[Stored dataset items]
····················

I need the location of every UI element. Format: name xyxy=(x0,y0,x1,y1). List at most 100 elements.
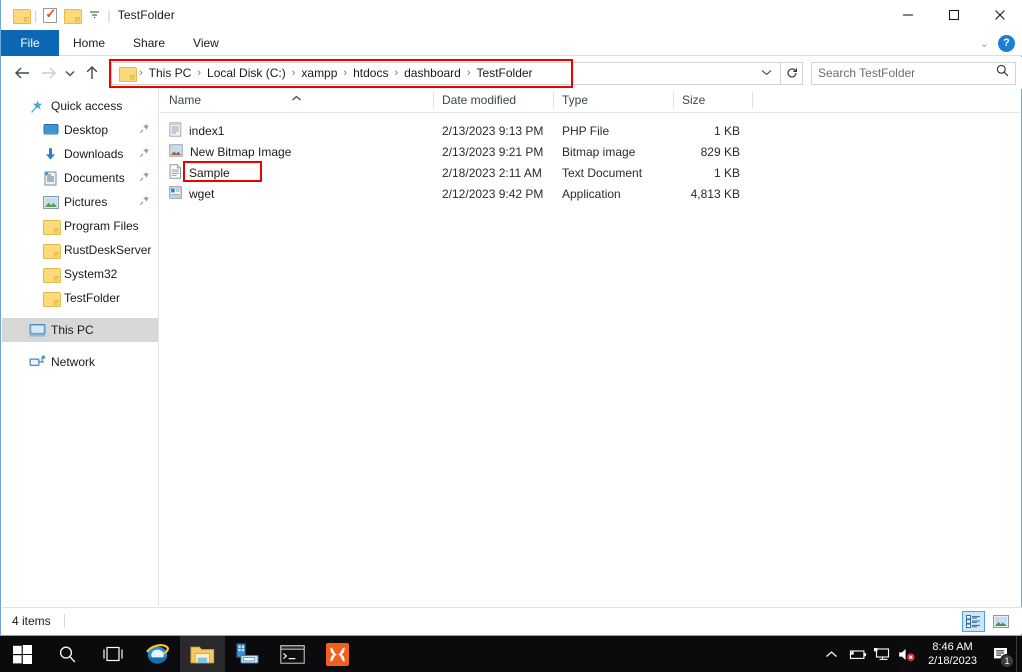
search-icon[interactable] xyxy=(996,64,1009,82)
sidebar-item-downloads[interactable]: Downloads xyxy=(2,142,158,166)
sidebar-item-label: This PC xyxy=(51,323,94,337)
column-header-label: Size xyxy=(682,93,705,107)
address-bar[interactable]: › This PC › Local Disk (C:) › xampp › ht… xyxy=(111,62,781,85)
file-name-cell[interactable]: wget xyxy=(160,186,433,202)
column-header-type[interactable]: Type xyxy=(553,88,673,112)
show-hidden-icons-button[interactable] xyxy=(819,636,844,672)
breadcrumb-htdocs[interactable]: htdocs xyxy=(349,66,392,80)
back-button[interactable] xyxy=(9,60,35,86)
view-buttons xyxy=(962,611,1022,632)
bitmap-file-icon xyxy=(169,144,183,160)
table-row[interactable]: New Bitmap Image 2/13/2023 9:21 PM Bitma… xyxy=(160,141,1020,162)
breadcrumb-xampp[interactable]: xampp xyxy=(297,66,341,80)
table-row[interactable]: Sample 2/18/2023 2:11 AM Text Document 1… xyxy=(160,162,1020,183)
minimize-button[interactable] xyxy=(885,0,931,30)
breadcrumb-testfolder[interactable]: TestFolder xyxy=(473,66,537,80)
breadcrumb-separator: › xyxy=(137,67,145,79)
chevron-down-icon[interactable] xyxy=(761,68,780,79)
file-date: 2/13/2023 9:21 PM xyxy=(433,145,553,159)
xampp-button[interactable] xyxy=(315,636,360,672)
sidebar-item-this-pc[interactable]: This PC xyxy=(2,318,158,342)
network-icon xyxy=(29,354,46,371)
up-button[interactable] xyxy=(79,60,105,86)
pin-icon[interactable] xyxy=(139,171,150,185)
task-view-button[interactable] xyxy=(90,636,135,672)
window-controls xyxy=(885,0,1022,30)
table-row[interactable]: wget 2/12/2023 9:42 PM Application 4,813… xyxy=(160,183,1020,204)
notification-badge: 1 xyxy=(1000,654,1014,668)
forward-button[interactable] xyxy=(35,60,61,86)
sidebar-item-desktop[interactable]: Desktop xyxy=(2,118,158,142)
column-header-label: Date modified xyxy=(442,93,516,107)
volume-muted-icon[interactable] xyxy=(894,636,919,672)
sidebar-item-program-files[interactable]: Program Files xyxy=(2,214,158,238)
php-file-icon xyxy=(169,122,182,140)
column-header-date-modified[interactable]: Date modified xyxy=(433,88,553,112)
pictures-icon xyxy=(42,194,59,211)
chevron-down-icon[interactable] xyxy=(83,4,105,26)
sidebar-item-pictures[interactable]: Pictures xyxy=(2,190,158,214)
search-input[interactable]: Search TestFolder xyxy=(818,66,996,80)
large-icons-view-button[interactable] xyxy=(989,611,1012,632)
action-center-button[interactable]: 1 xyxy=(986,636,1016,672)
close-button[interactable] xyxy=(977,0,1022,30)
search-box[interactable]: Search TestFolder xyxy=(811,62,1016,85)
file-type: PHP File xyxy=(553,124,673,138)
sidebar-item-label: System32 xyxy=(64,267,117,281)
pin-icon[interactable] xyxy=(139,195,150,209)
sidebar-item-network[interactable]: Network xyxy=(2,350,158,374)
sidebar-item-label: Downloads xyxy=(64,147,123,161)
details-view-button[interactable] xyxy=(962,611,985,632)
sidebar-item-label: Documents xyxy=(64,171,125,185)
column-header-name[interactable]: Name xyxy=(160,88,433,112)
navigation-pane[interactable]: Quick access Desktop Downloads xyxy=(2,89,159,606)
ribbon-tab-bar: File Home Share View ⌄ ? xyxy=(1,30,1022,56)
breadcrumb-this-pc[interactable]: This PC xyxy=(145,66,196,80)
folder-icon[interactable] xyxy=(10,4,32,26)
maximize-button[interactable] xyxy=(931,0,977,30)
command-prompt-button[interactable] xyxy=(270,636,315,672)
start-button[interactable] xyxy=(0,636,45,672)
file-name: New Bitmap Image xyxy=(190,145,291,159)
battery-icon[interactable] xyxy=(844,636,869,672)
clock[interactable]: 8:46 AM 2/18/2023 xyxy=(919,636,986,672)
sidebar-item-documents[interactable]: Documents xyxy=(2,166,158,190)
refresh-button[interactable] xyxy=(781,62,803,85)
tab-view[interactable]: View xyxy=(179,30,233,56)
help-icon[interactable]: ? xyxy=(998,35,1015,52)
file-name: Sample xyxy=(189,166,230,180)
sidebar-item-rustdeskserver[interactable]: RustDeskServer xyxy=(2,238,158,262)
fax-scan-button[interactable] xyxy=(225,636,270,672)
file-date: 2/13/2023 9:13 PM xyxy=(433,124,553,138)
breadcrumb-local-disk[interactable]: Local Disk (C:) xyxy=(203,66,290,80)
recent-locations-button[interactable] xyxy=(61,60,79,86)
table-row[interactable]: index1 2/13/2023 9:13 PM PHP File 1 KB xyxy=(160,120,1020,141)
breadcrumb-dashboard[interactable]: dashboard xyxy=(400,66,465,80)
properties-icon[interactable] xyxy=(39,4,61,26)
column-header-size[interactable]: Size xyxy=(673,88,753,112)
sidebar-item-system32[interactable]: System32 xyxy=(2,262,158,286)
file-name-cell[interactable]: New Bitmap Image xyxy=(160,144,433,160)
file-name-cell[interactable]: index1 xyxy=(160,122,433,140)
sidebar-item-testfolder[interactable]: TestFolder xyxy=(2,286,158,310)
file-name: wget xyxy=(189,187,214,201)
file-name-cell[interactable]: Sample xyxy=(160,164,433,182)
internet-explorer-button[interactable] xyxy=(135,636,180,672)
window-title: TestFolder xyxy=(118,8,175,22)
sidebar-item-quick-access[interactable]: Quick access xyxy=(2,94,158,118)
file-explorer-button[interactable] xyxy=(180,636,225,672)
file-size: 4,813 KB xyxy=(673,187,753,201)
breadcrumb-separator: › xyxy=(392,67,400,79)
new-folder-icon[interactable] xyxy=(61,4,83,26)
pin-icon[interactable] xyxy=(139,147,150,161)
show-desktop-button[interactable] xyxy=(1016,636,1020,672)
search-button[interactable] xyxy=(45,636,90,672)
tab-file[interactable]: File xyxy=(1,30,59,56)
network-icon[interactable] xyxy=(869,636,894,672)
status-bar: 4 items xyxy=(2,607,1022,634)
tab-home[interactable]: Home xyxy=(59,30,119,56)
tab-share[interactable]: Share xyxy=(119,30,179,56)
column-header-row: Name Date modified Type Size xyxy=(160,89,1020,113)
chevron-down-icon[interactable]: ⌄ xyxy=(975,37,994,50)
pin-icon[interactable] xyxy=(139,123,150,137)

····················

• **Task objective**
Switch every "breadcrumb-separator" to "path-separator" throughout the material and write it out again otherwise unchanged, without the pictures.

• **Worked solution**
I need the location of every UI element. Format: name xyxy=(x0,y0,x1,y1). List at most 100 elements.
search-icon[interactable] xyxy=(996,64,1009,82)
sidebar-item-downloads[interactable]: Downloads xyxy=(2,142,158,166)
sidebar-item-label: This PC xyxy=(51,323,94,337)
column-header-label: Size xyxy=(682,93,705,107)
address-bar[interactable]: › This PC › Local Disk (C:) › xampp › ht… xyxy=(111,62,781,85)
file-name-cell[interactable]: wget xyxy=(160,186,433,202)
column-header-type[interactable]: Type xyxy=(553,88,673,112)
show-hidden-icons-button[interactable] xyxy=(819,636,844,672)
breadcrumb-htdocs[interactable]: htdocs xyxy=(349,66,392,80)
back-button[interactable] xyxy=(9,60,35,86)
view-buttons xyxy=(962,611,1022,632)
bitmap-file-icon xyxy=(169,144,183,160)
table-row[interactable]: New Bitmap Image 2/13/2023 9:21 PM Bitma… xyxy=(160,141,1020,162)
breadcrumb-xampp[interactable]: xampp xyxy=(297,66,341,80)
table-row[interactable]: Sample 2/18/2023 2:11 AM Text Document 1… xyxy=(160,162,1020,183)
minimize-button[interactable] xyxy=(885,0,931,30)
breadcrumb-testfolder[interactable]: TestFolder xyxy=(473,66,537,80)
path-separator: › xyxy=(137,67,145,79)
chevron-down-icon[interactable] xyxy=(761,68,780,79)
file-date: 2/13/2023 9:21 PM xyxy=(433,145,553,159)
xampp-button[interactable] xyxy=(315,636,360,672)
sidebar-item-this-pc[interactable]: This PC xyxy=(2,318,158,342)
network-icon xyxy=(29,354,46,371)
up-button[interactable] xyxy=(79,60,105,86)
pin-icon[interactable] xyxy=(139,171,150,185)
task-view-button[interactable] xyxy=(90,636,135,672)
window-controls xyxy=(885,0,1022,30)
table-row[interactable]: wget 2/12/2023 9:42 PM Application 4,813… xyxy=(160,183,1020,204)
notification-badge: 1 xyxy=(1000,654,1014,668)
forward-button[interactable] xyxy=(35,60,61,86)
sidebar-item-desktop[interactable]: Desktop xyxy=(2,118,158,142)
column-header-label: Date modified xyxy=(442,93,516,107)
volume-muted-icon[interactable] xyxy=(894,636,919,672)
sidebar-item-program-files[interactable]: Program Files xyxy=(2,214,158,238)
php-file-icon xyxy=(169,122,182,140)
column-header-date-modified[interactable]: Date modified xyxy=(433,88,553,112)
pictures-icon xyxy=(42,194,59,211)
chevron-down-icon[interactable] xyxy=(83,4,105,26)
sidebar-item-pictures[interactable]: Pictures xyxy=(2,190,158,214)
search-input[interactable]: Search TestFolder xyxy=(818,66,996,80)
large-icons-view-button[interactable] xyxy=(989,611,1012,632)
action-center-button[interactable]: 1 xyxy=(986,636,1016,672)
close-button[interactable] xyxy=(977,0,1022,30)
search-box[interactable]: Search TestFolder xyxy=(811,62,1016,85)
file-type: PHP File xyxy=(553,124,673,138)
sidebar-item-label: System32 xyxy=(64,267,117,281)
pin-icon[interactable] xyxy=(139,195,150,209)
sidebar-item-network[interactable]: Network xyxy=(2,350,158,374)
sidebar-item-label: Downloads xyxy=(64,147,123,161)
details-view-button[interactable] xyxy=(962,611,985,632)
sidebar-item-label: Documents xyxy=(64,171,125,185)
column-header-name[interactable]: Name xyxy=(160,88,433,112)
navigation-pane[interactable]: Quick access Desktop Downloads xyxy=(2,89,159,606)
ribbon-tab-bar: File Home Share View ⌄ ? xyxy=(1,30,1022,56)
breadcrumb-this-pc[interactable]: This PC xyxy=(145,66,196,80)
folder-icon[interactable] xyxy=(10,4,32,26)
maximize-button[interactable] xyxy=(931,0,977,30)
command-prompt-button[interactable] xyxy=(270,636,315,672)
start-button[interactable] xyxy=(0,636,45,672)
file-name: New Bitmap Image xyxy=(190,145,291,159)
battery-icon[interactable] xyxy=(844,636,869,672)
clock[interactable]: 8:46 AM 2/18/2023 xyxy=(919,636,986,672)
sidebar-item-documents[interactable]: Documents xyxy=(2,166,158,190)
refresh-button[interactable] xyxy=(781,62,803,85)
tab-view[interactable]: View xyxy=(179,30,233,56)
help-icon[interactable]: ? xyxy=(998,35,1015,52)
file-name: Sample xyxy=(189,166,230,180)
sidebar-item-rustdeskserver[interactable]: RustDeskServer xyxy=(2,238,158,262)
fax-scan-button[interactable] xyxy=(225,636,270,672)
file-date: 2/13/2023 9:13 PM xyxy=(433,124,553,138)
breadcrumb-local-disk[interactable]: Local Disk (C:) xyxy=(203,66,290,80)
recent-locations-button[interactable] xyxy=(61,60,79,86)
table-row[interactable]: index1 2/13/2023 9:13 PM PHP File 1 KB xyxy=(160,120,1020,141)
breadcrumb-dashboard[interactable]: dashboard xyxy=(400,66,465,80)
properties-icon[interactable] xyxy=(39,4,61,26)
column-header-size[interactable]: Size xyxy=(673,88,753,112)
sidebar-item-system32[interactable]: System32 xyxy=(2,262,158,286)
file-name-cell[interactable]: New Bitmap Image xyxy=(160,144,433,160)
file-name-cell[interactable]: index1 xyxy=(160,122,433,140)
sidebar-item-testfolder[interactable]: TestFolder xyxy=(2,286,158,310)
file-name: wget xyxy=(189,187,214,201)
file-name-cell[interactable]: Sample xyxy=(160,164,433,182)
internet-explorer-button[interactable] xyxy=(135,636,180,672)
window-title: TestFolder xyxy=(118,8,175,22)
sidebar-item-quick-access[interactable]: Quick access xyxy=(2,94,158,118)
file-explorer-button[interactable] xyxy=(180,636,225,672)
file-size: 4,813 KB xyxy=(673,187,753,201)
path-separator: › xyxy=(392,67,400,79)
new-folder-icon[interactable] xyxy=(61,4,83,26)
pin-icon[interactable] xyxy=(139,147,150,161)
show-desktop-button[interactable] xyxy=(1016,636,1020,672)
search-button[interactable] xyxy=(45,636,90,672)
tab-file[interactable]: File xyxy=(1,30,59,56)
network-icon[interactable] xyxy=(869,636,894,672)
status-bar: 4 items xyxy=(2,607,1022,634)
tab-home[interactable]: Home xyxy=(59,30,119,56)
tab-share[interactable]: Share xyxy=(119,30,179,56)
column-header-row: Name Date modified Type Size xyxy=(160,89,1020,113)
chevron-down-icon[interactable]: ⌄ xyxy=(975,37,994,50)
pin-icon[interactable] xyxy=(139,123,150,137)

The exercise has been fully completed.